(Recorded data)

============

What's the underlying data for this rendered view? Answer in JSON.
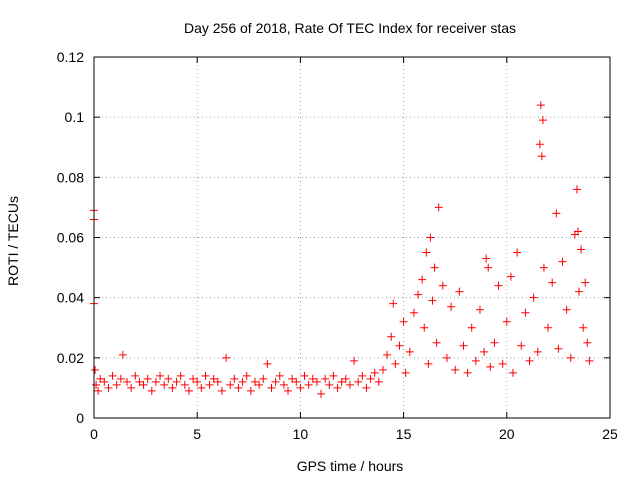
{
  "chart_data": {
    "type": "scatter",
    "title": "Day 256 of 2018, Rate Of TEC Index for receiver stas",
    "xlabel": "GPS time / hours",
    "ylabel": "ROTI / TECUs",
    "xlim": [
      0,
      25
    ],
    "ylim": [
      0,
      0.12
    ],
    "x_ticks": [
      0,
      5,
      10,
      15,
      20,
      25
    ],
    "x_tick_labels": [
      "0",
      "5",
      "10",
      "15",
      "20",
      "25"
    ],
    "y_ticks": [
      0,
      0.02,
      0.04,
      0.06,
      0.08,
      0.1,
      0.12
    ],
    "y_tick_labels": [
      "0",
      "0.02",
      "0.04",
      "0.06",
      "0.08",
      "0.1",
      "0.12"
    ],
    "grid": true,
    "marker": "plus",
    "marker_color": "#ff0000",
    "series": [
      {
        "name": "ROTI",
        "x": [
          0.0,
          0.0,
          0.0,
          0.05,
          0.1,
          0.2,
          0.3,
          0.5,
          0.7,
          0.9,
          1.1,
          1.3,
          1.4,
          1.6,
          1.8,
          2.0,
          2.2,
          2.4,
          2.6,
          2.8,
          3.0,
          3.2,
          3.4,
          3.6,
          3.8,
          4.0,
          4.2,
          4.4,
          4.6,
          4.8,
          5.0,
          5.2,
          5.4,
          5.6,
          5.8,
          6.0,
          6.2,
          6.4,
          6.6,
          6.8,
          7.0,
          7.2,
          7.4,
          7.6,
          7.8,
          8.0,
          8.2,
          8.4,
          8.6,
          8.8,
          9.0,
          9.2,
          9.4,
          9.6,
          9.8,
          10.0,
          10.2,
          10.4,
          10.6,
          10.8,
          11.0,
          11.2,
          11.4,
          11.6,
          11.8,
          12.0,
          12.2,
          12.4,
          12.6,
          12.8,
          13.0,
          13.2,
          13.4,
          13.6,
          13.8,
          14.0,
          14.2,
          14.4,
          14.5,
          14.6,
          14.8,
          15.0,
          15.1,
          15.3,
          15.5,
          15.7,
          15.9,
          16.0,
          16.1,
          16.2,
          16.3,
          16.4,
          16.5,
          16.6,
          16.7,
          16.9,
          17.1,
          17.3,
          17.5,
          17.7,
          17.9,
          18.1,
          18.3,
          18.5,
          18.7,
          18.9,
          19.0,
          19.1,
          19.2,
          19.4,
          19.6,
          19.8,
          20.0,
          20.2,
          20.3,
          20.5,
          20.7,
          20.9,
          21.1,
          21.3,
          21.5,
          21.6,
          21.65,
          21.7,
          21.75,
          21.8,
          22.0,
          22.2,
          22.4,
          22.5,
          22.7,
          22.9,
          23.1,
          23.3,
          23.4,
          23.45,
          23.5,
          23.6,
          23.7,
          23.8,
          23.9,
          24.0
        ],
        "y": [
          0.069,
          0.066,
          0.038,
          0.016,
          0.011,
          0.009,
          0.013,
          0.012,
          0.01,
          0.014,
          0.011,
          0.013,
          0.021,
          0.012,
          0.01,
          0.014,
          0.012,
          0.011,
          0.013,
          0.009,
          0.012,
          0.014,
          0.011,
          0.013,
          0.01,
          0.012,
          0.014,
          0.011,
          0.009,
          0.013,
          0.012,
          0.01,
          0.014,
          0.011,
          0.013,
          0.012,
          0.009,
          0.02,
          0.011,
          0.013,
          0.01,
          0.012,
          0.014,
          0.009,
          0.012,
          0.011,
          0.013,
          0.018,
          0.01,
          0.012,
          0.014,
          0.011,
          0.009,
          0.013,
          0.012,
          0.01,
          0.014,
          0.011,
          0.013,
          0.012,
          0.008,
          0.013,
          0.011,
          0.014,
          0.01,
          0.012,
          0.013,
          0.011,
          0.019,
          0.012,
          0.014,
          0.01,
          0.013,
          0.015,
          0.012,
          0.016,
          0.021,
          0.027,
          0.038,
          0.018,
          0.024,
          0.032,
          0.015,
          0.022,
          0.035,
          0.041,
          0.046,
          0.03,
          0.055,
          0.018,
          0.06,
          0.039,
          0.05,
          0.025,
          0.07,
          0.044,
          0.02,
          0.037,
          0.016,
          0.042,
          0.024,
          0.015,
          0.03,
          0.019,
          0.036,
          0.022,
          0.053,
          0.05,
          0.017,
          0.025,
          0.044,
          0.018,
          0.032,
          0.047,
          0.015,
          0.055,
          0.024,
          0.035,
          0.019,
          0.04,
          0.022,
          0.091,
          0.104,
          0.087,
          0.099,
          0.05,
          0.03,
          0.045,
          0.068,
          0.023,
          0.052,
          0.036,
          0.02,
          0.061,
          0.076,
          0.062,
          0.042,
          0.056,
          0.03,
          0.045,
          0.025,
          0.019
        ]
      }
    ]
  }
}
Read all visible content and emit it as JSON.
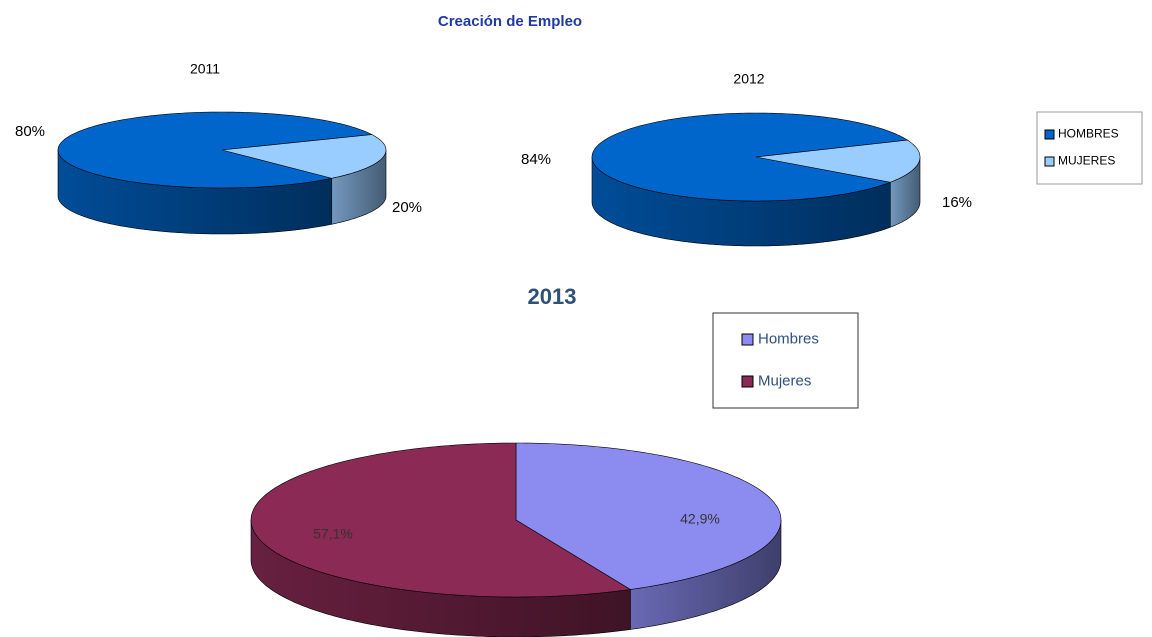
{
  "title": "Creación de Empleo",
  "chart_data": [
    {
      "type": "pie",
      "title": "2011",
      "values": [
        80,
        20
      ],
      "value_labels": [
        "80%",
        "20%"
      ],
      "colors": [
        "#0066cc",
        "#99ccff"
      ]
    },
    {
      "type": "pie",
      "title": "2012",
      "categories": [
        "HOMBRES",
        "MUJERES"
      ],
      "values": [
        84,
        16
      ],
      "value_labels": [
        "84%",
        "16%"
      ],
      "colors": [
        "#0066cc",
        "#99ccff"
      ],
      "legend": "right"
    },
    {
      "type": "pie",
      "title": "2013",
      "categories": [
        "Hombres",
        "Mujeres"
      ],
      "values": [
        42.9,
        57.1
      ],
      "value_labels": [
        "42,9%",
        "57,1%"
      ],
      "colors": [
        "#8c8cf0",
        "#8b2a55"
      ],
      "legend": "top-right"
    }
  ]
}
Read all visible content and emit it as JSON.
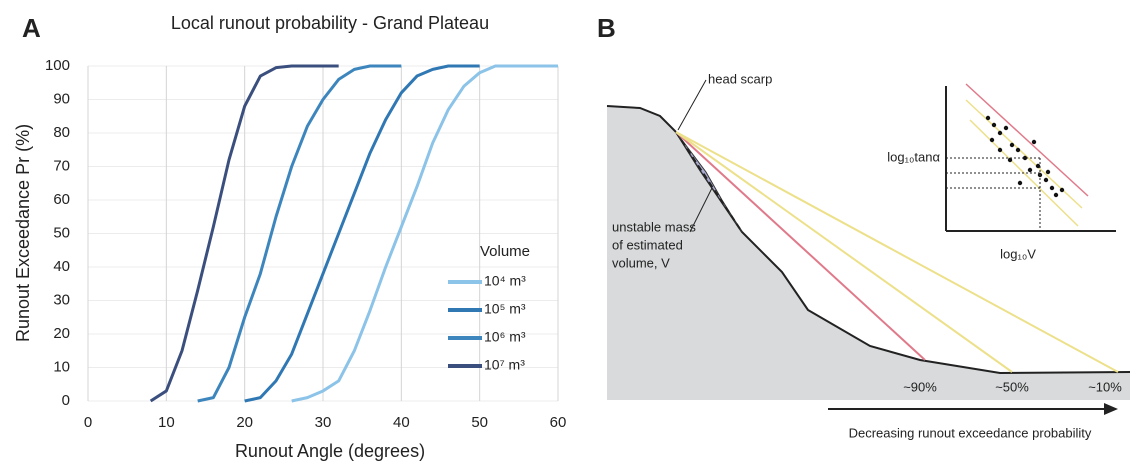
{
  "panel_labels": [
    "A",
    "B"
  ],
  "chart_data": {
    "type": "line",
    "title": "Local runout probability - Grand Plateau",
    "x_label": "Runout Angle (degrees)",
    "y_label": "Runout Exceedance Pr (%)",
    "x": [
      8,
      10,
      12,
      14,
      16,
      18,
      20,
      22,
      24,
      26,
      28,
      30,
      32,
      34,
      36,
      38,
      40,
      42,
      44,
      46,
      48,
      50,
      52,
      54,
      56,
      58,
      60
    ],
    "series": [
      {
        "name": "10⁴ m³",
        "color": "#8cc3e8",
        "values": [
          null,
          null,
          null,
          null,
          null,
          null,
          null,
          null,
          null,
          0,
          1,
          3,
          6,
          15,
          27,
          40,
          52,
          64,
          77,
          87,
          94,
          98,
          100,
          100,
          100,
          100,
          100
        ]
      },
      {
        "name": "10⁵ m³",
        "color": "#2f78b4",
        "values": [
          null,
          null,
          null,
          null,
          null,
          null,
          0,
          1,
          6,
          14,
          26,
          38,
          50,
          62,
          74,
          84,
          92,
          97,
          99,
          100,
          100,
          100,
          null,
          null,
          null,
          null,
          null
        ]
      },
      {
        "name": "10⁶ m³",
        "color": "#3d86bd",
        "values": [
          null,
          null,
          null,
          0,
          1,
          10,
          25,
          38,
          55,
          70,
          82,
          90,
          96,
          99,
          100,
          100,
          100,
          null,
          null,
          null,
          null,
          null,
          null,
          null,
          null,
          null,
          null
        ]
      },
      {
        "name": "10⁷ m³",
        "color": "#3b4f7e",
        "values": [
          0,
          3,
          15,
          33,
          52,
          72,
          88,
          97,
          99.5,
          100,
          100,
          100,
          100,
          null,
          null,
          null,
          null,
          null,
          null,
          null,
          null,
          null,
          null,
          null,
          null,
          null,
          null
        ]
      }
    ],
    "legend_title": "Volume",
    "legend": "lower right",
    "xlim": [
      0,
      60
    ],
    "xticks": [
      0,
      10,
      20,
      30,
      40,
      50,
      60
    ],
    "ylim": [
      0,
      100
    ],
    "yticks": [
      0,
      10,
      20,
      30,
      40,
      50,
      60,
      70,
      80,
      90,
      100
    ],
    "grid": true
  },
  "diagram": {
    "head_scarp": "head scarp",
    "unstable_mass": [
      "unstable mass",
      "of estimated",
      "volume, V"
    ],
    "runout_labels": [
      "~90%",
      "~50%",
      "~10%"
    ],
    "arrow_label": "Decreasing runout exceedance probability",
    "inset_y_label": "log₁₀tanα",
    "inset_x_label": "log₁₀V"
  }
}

============

STATED PROBLEM:
In the listing above, how many lines include the word "right"? Answer with the number and nothing more.

RESPONSE:
3